┌──

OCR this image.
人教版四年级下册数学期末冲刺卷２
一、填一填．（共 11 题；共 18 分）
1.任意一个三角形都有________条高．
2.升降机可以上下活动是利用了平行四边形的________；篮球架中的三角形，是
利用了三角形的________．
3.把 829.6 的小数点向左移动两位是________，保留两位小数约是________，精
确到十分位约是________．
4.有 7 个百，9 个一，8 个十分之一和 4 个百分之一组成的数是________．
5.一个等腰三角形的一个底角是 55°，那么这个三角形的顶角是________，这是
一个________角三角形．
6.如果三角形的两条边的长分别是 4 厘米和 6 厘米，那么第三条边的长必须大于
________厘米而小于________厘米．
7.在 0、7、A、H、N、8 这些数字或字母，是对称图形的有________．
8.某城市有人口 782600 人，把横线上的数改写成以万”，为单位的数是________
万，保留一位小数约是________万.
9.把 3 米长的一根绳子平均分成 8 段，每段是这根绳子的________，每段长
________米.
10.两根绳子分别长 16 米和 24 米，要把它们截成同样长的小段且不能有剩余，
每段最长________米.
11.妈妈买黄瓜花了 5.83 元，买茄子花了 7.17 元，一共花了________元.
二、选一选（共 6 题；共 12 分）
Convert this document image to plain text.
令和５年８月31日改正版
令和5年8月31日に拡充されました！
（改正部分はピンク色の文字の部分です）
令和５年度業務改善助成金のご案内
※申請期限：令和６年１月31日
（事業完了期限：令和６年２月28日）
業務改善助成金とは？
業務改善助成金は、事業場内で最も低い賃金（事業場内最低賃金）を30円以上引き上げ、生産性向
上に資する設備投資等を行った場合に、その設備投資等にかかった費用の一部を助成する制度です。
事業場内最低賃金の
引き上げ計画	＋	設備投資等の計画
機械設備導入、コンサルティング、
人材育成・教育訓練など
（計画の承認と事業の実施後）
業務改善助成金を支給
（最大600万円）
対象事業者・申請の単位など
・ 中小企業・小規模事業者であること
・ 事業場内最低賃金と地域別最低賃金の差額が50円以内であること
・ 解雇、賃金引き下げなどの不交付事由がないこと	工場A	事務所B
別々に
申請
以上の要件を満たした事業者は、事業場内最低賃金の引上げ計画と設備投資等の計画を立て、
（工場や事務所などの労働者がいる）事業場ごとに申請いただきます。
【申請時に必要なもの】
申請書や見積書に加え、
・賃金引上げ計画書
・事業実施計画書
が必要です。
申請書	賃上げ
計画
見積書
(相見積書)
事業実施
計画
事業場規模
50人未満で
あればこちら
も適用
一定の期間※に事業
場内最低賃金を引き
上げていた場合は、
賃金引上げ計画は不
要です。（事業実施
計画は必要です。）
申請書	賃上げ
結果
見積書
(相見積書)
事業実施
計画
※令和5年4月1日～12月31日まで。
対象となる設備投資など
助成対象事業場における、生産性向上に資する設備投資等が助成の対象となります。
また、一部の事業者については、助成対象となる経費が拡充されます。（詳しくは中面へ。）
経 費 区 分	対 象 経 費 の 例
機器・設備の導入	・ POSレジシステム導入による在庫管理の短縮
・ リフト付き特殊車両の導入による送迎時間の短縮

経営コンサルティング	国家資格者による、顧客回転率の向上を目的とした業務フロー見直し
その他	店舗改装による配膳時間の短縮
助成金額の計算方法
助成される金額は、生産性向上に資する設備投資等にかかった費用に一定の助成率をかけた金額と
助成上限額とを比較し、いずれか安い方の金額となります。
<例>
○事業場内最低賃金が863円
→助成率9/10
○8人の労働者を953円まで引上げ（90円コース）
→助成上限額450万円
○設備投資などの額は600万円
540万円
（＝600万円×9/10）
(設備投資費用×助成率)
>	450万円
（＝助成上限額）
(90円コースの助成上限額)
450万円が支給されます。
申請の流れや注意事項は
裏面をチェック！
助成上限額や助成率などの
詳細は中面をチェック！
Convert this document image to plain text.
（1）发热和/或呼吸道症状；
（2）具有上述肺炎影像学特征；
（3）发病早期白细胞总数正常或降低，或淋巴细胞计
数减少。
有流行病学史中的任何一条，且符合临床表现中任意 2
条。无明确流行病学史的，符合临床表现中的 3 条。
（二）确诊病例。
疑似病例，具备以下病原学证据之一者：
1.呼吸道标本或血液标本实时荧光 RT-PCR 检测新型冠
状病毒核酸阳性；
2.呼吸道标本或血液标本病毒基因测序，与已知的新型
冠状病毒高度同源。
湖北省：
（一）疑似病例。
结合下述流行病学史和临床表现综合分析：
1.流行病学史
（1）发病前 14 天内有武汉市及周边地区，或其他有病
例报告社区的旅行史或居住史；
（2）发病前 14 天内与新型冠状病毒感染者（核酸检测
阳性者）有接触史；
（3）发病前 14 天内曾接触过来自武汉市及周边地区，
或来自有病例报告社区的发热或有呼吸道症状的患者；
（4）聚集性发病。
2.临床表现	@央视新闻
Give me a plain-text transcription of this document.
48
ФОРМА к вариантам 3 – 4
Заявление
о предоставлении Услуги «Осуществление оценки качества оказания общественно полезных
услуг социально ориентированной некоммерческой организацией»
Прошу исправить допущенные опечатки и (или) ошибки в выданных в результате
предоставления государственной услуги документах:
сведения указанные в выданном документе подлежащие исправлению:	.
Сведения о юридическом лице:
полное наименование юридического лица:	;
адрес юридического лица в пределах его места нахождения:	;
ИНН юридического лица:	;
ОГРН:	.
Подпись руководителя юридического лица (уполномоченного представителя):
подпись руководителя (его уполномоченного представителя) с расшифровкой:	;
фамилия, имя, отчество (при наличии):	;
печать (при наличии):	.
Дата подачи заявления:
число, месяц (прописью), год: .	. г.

└──

- _What the task requires_
Return each line among the entries that holds the word "наличии".

- _Answer to the exercise_
фамилия, имя, отчество (при наличии):	;
печать (при наличии):	.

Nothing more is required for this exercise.